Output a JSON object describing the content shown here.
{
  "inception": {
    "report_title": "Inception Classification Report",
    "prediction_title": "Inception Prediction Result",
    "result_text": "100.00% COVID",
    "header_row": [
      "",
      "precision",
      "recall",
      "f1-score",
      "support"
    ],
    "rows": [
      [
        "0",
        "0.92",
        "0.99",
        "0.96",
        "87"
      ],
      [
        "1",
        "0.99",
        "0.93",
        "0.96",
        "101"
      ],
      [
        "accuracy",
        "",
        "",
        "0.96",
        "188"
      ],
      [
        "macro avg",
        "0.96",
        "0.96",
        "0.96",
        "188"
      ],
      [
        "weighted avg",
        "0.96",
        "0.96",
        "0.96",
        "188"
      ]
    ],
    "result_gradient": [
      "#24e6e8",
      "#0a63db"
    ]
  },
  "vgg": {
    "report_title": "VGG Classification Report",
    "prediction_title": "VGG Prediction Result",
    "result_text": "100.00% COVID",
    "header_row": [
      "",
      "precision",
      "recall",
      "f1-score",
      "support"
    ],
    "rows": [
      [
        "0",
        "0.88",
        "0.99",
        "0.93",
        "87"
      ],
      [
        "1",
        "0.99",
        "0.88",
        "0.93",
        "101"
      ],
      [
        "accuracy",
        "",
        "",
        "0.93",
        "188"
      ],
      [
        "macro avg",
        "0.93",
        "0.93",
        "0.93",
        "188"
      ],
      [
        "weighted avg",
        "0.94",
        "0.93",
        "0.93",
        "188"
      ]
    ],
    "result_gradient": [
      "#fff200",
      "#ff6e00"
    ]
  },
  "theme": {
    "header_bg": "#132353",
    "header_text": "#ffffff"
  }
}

▶ BRIEF
The entries above must be returned exactly.

▶ FULL ANSWER
Output a JSON object describing the content shown here.
{
  "inception": {
    "report_title": "Inception Classification Report",
    "prediction_title": "Inception Prediction Result",
    "result_text": "100.00% COVID",
    "header_row": [
      "",
      "precision",
      "recall",
      "f1-score",
      "support"
    ],
    "rows": [
      [
        "0",
        "0.92",
        "0.99",
        "0.96",
        "87"
      ],
      [
        "1",
        "0.99",
        "0.93",
        "0.96",
        "101"
      ],
      [
        "accuracy",
        "",
        "",
        "0.96",
        "188"
      ],
      [
        "macro avg",
        "0.96",
        "0.96",
        "0.96",
        "188"
      ],
      [
        "weighted avg",
        "0.96",
        "0.96",
        "0.96",
        "188"
      ]
    ],
    "result_gradient": [
      "#24e6e8",
      "#0a63db"
    ]
  },
  "vgg": {
    "report_title": "VGG Classification Report",
    "prediction_title": "VGG Prediction Result",
    "result_text": "100.00% COVID",
    "header_row": [
      "",
      "precision",
      "recall",
      "f1-score",
      "support"
    ],
    "rows": [
      [
        "0",
        "0.88",
        "0.99",
        "0.93",
        "87"
      ],
      [
        "1",
        "0.99",
        "0.88",
        "0.93",
        "101"
      ],
      [
        "accuracy",
        "",
        "",
        "0.93",
        "188"
      ],
      [
        "macro avg",
        "0.93",
        "0.93",
        "0.93",
        "188"
      ],
      [
        "weighted avg",
        "0.94",
        "0.93",
        "0.93",
        "188"
      ]
    ],
    "result_gradient": [
      "#fff200",
      "#ff6e00"
    ]
  },
  "theme": {
    "header_bg": "#132353",
    "header_text": "#ffffff"
  }
}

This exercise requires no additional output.